══ Dataset extract ══

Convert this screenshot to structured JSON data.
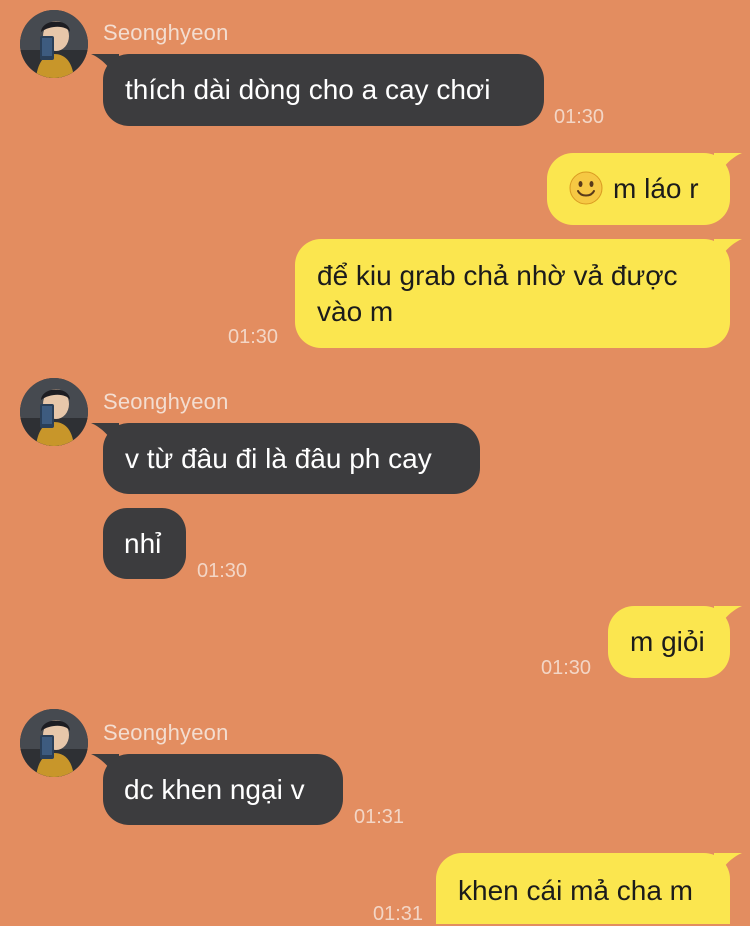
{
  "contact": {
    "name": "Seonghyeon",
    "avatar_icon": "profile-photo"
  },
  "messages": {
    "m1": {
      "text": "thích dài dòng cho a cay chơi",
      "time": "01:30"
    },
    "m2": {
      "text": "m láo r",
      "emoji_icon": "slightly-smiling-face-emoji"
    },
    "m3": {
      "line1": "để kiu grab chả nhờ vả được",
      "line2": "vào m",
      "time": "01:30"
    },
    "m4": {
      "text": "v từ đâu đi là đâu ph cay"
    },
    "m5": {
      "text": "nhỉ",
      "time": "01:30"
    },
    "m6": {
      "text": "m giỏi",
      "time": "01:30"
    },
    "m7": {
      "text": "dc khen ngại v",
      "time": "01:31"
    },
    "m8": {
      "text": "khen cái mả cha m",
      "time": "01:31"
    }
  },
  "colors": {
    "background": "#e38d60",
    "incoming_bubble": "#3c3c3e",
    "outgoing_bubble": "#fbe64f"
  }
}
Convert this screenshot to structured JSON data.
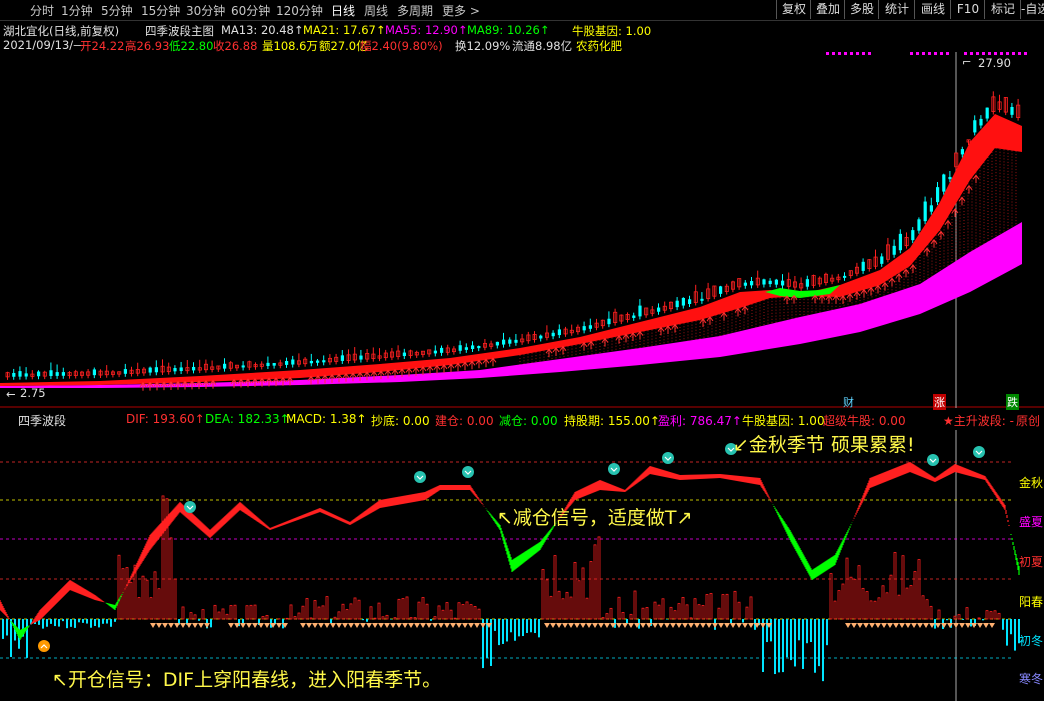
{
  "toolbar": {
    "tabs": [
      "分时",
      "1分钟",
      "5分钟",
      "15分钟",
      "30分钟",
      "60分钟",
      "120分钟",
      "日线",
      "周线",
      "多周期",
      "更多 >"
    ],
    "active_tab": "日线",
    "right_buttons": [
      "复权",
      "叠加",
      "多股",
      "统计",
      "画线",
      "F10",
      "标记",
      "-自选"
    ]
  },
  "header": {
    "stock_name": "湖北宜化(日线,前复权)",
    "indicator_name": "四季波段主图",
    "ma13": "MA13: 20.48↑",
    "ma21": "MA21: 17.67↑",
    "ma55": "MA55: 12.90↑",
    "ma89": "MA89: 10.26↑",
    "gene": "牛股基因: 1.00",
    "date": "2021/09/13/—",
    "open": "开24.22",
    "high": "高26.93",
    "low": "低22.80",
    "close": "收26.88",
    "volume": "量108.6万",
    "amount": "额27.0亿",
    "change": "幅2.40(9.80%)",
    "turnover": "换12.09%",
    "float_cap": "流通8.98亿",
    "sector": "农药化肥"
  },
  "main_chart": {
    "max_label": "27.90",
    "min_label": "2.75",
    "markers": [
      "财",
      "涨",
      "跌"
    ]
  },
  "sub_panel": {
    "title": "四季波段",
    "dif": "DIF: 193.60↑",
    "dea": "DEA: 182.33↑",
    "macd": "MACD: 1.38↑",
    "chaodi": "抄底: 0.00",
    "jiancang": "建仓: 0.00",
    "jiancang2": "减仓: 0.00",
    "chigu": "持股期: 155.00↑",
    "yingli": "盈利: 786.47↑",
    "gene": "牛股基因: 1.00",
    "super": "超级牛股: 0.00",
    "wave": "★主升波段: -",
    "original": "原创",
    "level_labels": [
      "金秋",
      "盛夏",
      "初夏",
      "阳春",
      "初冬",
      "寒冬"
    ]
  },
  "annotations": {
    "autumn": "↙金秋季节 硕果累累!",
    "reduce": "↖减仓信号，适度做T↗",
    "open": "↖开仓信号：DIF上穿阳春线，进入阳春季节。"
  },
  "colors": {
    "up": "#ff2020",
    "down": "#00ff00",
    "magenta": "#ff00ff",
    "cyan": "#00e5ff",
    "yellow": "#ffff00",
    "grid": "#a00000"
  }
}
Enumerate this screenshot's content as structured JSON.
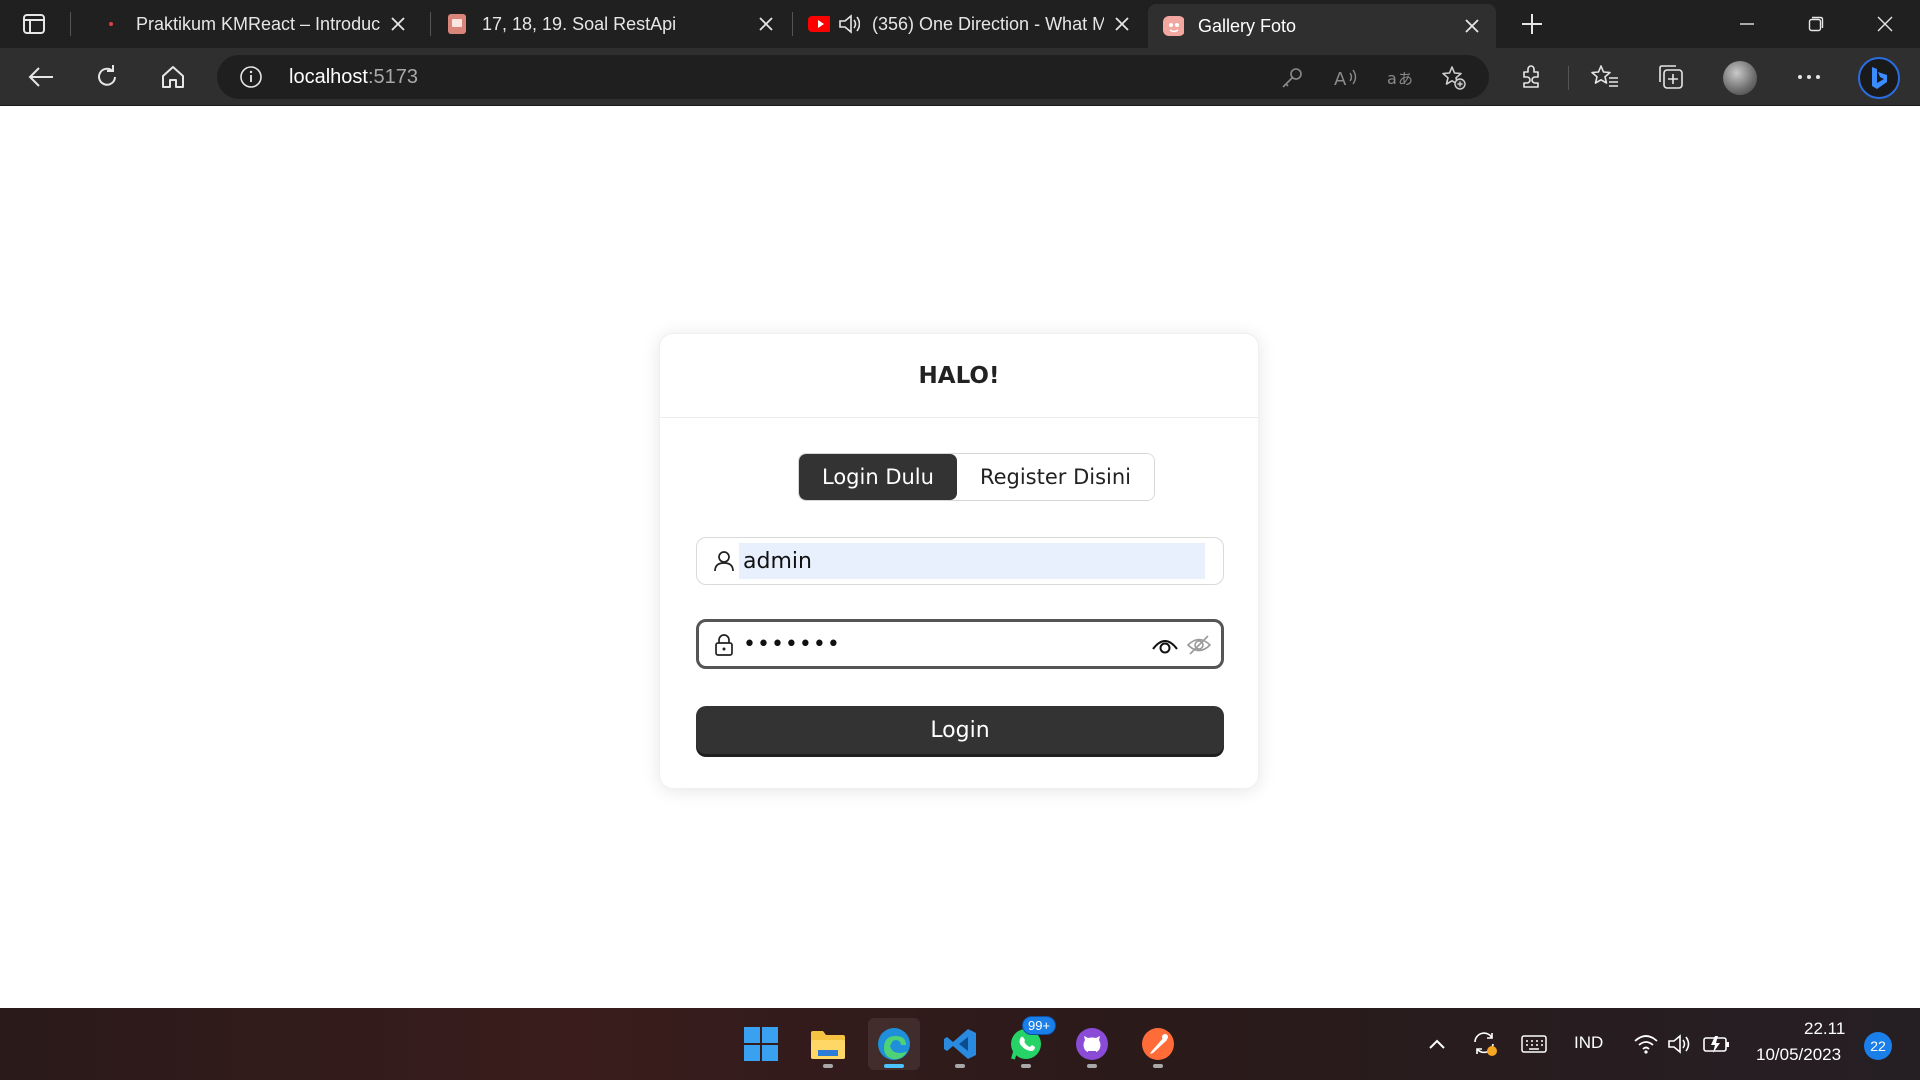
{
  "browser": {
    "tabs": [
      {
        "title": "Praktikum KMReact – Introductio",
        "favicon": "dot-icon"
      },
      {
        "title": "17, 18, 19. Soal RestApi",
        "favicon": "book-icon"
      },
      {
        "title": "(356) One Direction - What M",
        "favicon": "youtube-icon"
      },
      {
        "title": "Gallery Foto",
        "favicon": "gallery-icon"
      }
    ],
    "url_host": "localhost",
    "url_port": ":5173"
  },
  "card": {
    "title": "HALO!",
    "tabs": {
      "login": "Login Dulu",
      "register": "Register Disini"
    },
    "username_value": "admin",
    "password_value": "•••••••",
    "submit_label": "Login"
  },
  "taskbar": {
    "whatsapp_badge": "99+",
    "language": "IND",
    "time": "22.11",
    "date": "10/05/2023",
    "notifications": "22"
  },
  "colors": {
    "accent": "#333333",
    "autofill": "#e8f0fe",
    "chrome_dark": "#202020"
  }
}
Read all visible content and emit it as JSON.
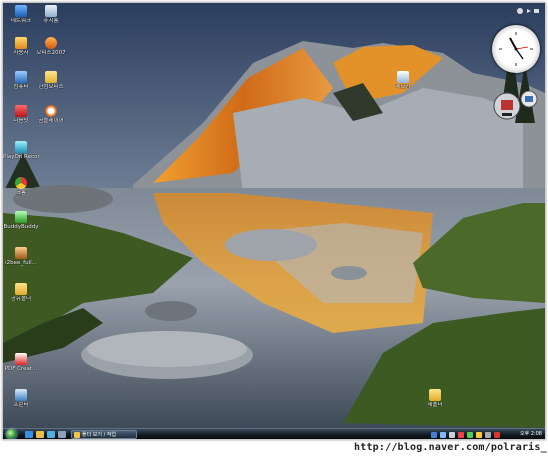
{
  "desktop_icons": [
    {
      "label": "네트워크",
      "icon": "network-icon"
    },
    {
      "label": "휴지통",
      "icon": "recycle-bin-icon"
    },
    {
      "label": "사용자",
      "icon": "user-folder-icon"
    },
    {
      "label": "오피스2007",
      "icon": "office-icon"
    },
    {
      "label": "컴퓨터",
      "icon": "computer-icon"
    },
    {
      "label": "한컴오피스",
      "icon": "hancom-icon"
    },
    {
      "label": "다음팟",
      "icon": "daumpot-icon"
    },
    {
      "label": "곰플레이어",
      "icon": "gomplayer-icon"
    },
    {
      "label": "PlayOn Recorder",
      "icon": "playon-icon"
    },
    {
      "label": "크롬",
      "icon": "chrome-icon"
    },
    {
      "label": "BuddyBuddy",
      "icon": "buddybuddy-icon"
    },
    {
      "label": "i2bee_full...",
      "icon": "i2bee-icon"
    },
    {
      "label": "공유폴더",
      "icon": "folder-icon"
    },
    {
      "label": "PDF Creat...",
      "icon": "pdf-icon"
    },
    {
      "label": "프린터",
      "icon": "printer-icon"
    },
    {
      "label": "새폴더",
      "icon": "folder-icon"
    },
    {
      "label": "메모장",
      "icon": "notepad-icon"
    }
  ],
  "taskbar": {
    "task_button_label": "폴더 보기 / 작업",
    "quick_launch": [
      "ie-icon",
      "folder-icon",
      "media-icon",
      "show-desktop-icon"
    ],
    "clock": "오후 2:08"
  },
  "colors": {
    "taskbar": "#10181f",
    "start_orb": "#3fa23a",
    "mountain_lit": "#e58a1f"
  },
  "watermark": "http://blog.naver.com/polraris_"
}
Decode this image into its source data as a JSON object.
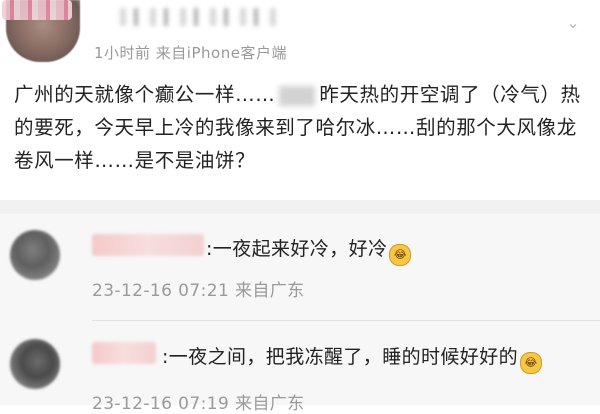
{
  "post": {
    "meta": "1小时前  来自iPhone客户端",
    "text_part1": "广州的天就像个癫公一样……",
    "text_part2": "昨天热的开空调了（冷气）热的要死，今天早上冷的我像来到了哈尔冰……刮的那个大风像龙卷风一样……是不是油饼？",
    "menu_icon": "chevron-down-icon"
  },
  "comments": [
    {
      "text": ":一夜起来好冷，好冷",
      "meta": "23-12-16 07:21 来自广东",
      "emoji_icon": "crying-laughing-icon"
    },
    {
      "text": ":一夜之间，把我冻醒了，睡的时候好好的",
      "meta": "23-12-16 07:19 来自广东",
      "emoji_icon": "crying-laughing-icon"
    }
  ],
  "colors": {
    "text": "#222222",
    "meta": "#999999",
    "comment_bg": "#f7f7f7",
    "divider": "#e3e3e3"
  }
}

═══

_Objective_: Write out the full listing verbatim, excluding its pictures.

_Complete response_:
Convert this screenshot to structured JSON data.
{
  "contact": {
    "name": "Seonghyeon",
    "avatar_icon": "profile-photo"
  },
  "messages": {
    "m1": {
      "text": "thích dài dòng cho a cay chơi",
      "time": "01:30"
    },
    "m2": {
      "text": "m láo r",
      "emoji_icon": "slightly-smiling-face-emoji"
    },
    "m3": {
      "line1": "để kiu grab chả nhờ vả được",
      "line2": "vào m",
      "time": "01:30"
    },
    "m4": {
      "text": "v từ đâu đi là đâu ph cay"
    },
    "m5": {
      "text": "nhỉ",
      "time": "01:30"
    },
    "m6": {
      "text": "m giỏi",
      "time": "01:30"
    },
    "m7": {
      "text": "dc khen ngại v",
      "time": "01:31"
    },
    "m8": {
      "text": "khen cái mả cha m",
      "time": "01:31"
    }
  },
  "colors": {
    "background": "#e38d60",
    "incoming_bubble": "#3c3c3e",
    "outgoing_bubble": "#fbe64f"
  }
}
Convert this screenshot to structured JSON data.
{
  "toolbar": {
    "tabs": [
      "分时",
      "1分钟",
      "5分钟",
      "15分钟",
      "30分钟",
      "60分钟",
      "120分钟",
      "日线",
      "周线",
      "多周期",
      "更多 >"
    ],
    "active_tab": "日线",
    "right_buttons": [
      "复权",
      "叠加",
      "多股",
      "统计",
      "画线",
      "F10",
      "标记",
      "-自选"
    ]
  },
  "header": {
    "stock_name": "湖北宜化(日线,前复权)",
    "indicator_name": "四季波段主图",
    "ma13": "MA13: 20.48↑",
    "ma21": "MA21: 17.67↑",
    "ma55": "MA55: 12.90↑",
    "ma89": "MA89: 10.26↑",
    "gene": "牛股基因: 1.00",
    "date": "2021/09/13/—",
    "open": "开24.22",
    "high": "高26.93",
    "low": "低22.80",
    "close": "收26.88",
    "volume": "量108.6万",
    "amount": "额27.0亿",
    "change": "幅2.40(9.80%)",
    "turnover": "换12.09%",
    "float_cap": "流通8.98亿",
    "sector": "农药化肥"
  },
  "main_chart": {
    "max_label": "27.90",
    "min_label": "2.75",
    "markers": [
      "财",
      "涨",
      "跌"
    ]
  },
  "sub_panel": {
    "title": "四季波段",
    "dif": "DIF: 193.60↑",
    "dea": "DEA: 182.33↑",
    "macd": "MACD: 1.38↑",
    "chaodi": "抄底: 0.00",
    "jiancang": "建仓: 0.00",
    "jiancang2": "减仓: 0.00",
    "chigu": "持股期: 155.00↑",
    "yingli": "盈利: 786.47↑",
    "gene": "牛股基因: 1.00",
    "super": "超级牛股: 0.00",
    "wave": "★主升波段: -",
    "original": "原创",
    "level_labels": [
      "金秋",
      "盛夏",
      "初夏",
      "阳春",
      "初冬",
      "寒冬"
    ]
  },
  "annotations": {
    "autumn": "↙金秋季节 硕果累累!",
    "reduce": "↖减仓信号，适度做T↗",
    "open": "↖开仓信号：DIF上穿阳春线，进入阳春季节。"
  },
  "colors": {
    "up": "#ff2020",
    "down": "#00ff00",
    "magenta": "#ff00ff",
    "cyan": "#00e5ff",
    "yellow": "#ffff00",
    "grid": "#a00000"
  }
}
Enumerate this screenshot's content as structured JSON.
{
  "browser": {
    "tabs": [
      {
        "title": "Praktikum KMReact – Introductio",
        "favicon": "dot-icon"
      },
      {
        "title": "17, 18, 19. Soal RestApi",
        "favicon": "book-icon"
      },
      {
        "title": "(356) One Direction - What M",
        "favicon": "youtube-icon"
      },
      {
        "title": "Gallery Foto",
        "favicon": "gallery-icon"
      }
    ],
    "url_host": "localhost",
    "url_port": ":5173"
  },
  "card": {
    "title": "HALO!",
    "tabs": {
      "login": "Login Dulu",
      "register": "Register Disini"
    },
    "username_value": "admin",
    "password_value": "•••••••",
    "submit_label": "Login"
  },
  "taskbar": {
    "whatsapp_badge": "99+",
    "language": "IND",
    "time": "22.11",
    "date": "10/05/2023",
    "notifications": "22"
  },
  "colors": {
    "accent": "#333333",
    "autofill": "#e8f0fe",
    "chrome_dark": "#202020"
  }
}
Read all visible content and emit it as JSON.
{
  "desktop_icons": [
    {
      "label": "네트워크",
      "icon": "network-icon"
    },
    {
      "label": "휴지통",
      "icon": "recycle-bin-icon"
    },
    {
      "label": "사용자",
      "icon": "user-folder-icon"
    },
    {
      "label": "오피스2007",
      "icon": "office-icon"
    },
    {
      "label": "컴퓨터",
      "icon": "computer-icon"
    },
    {
      "label": "한컴오피스",
      "icon": "hancom-icon"
    },
    {
      "label": "다음팟",
      "icon": "daumpot-icon"
    },
    {
      "label": "곰플레이어",
      "icon": "gomplayer-icon"
    },
    {
      "label": "PlayOn Recorder",
      "icon": "playon-icon"
    },
    {
      "label": "크롬",
      "icon": "chrome-icon"
    },
    {
      "label": "BuddyBuddy",
      "icon": "buddybuddy-icon"
    },
    {
      "label": "i2bee_full...",
      "icon": "i2bee-icon"
    },
    {
      "label": "공유폴더",
      "icon": "folder-icon"
    },
    {
      "label": "PDF Creat...",
      "icon": "pdf-icon"
    },
    {
      "label": "프린터",
      "icon": "printer-icon"
    },
    {
      "label": "새폴더",
      "icon": "folder-icon"
    },
    {
      "label": "메모장",
      "icon": "notepad-icon"
    }
  ],
  "taskbar": {
    "task_button_label": "폴더 보기 / 작업",
    "quick_launch": [
      "ie-icon",
      "folder-icon",
      "media-icon",
      "show-desktop-icon"
    ],
    "clock": "오후 2:08"
  },
  "colors": {
    "taskbar": "#10181f",
    "start_orb": "#3fa23a",
    "mountain_lit": "#e58a1f"
  },
  "watermark": "http://blog.naver.com/polraris_"
}
Decode this image into its source data as a JSON object.
{
  "post": {
    "meta": "1小时前  来自iPhone客户端",
    "text_part1": "广州的天就像个癫公一样……",
    "text_part2": "昨天热的开空调了（冷气）热的要死，今天早上冷的我像来到了哈尔冰……刮的那个大风像龙卷风一样……是不是油饼？",
    "menu_icon": "chevron-down-icon"
  },
  "comments": [
    {
      "text": ":一夜起来好冷，好冷",
      "meta": "23-12-16 07:21 来自广东",
      "emoji_icon": "crying-laughing-icon"
    },
    {
      "text": ":一夜之间，把我冻醒了，睡的时候好好的",
      "meta": "23-12-16 07:19 来自广东",
      "emoji_icon": "crying-laughing-icon"
    }
  ],
  "colors": {
    "text": "#222222",
    "meta": "#999999",
    "comment_bg": "#f7f7f7",
    "divider": "#e3e3e3"
  }
}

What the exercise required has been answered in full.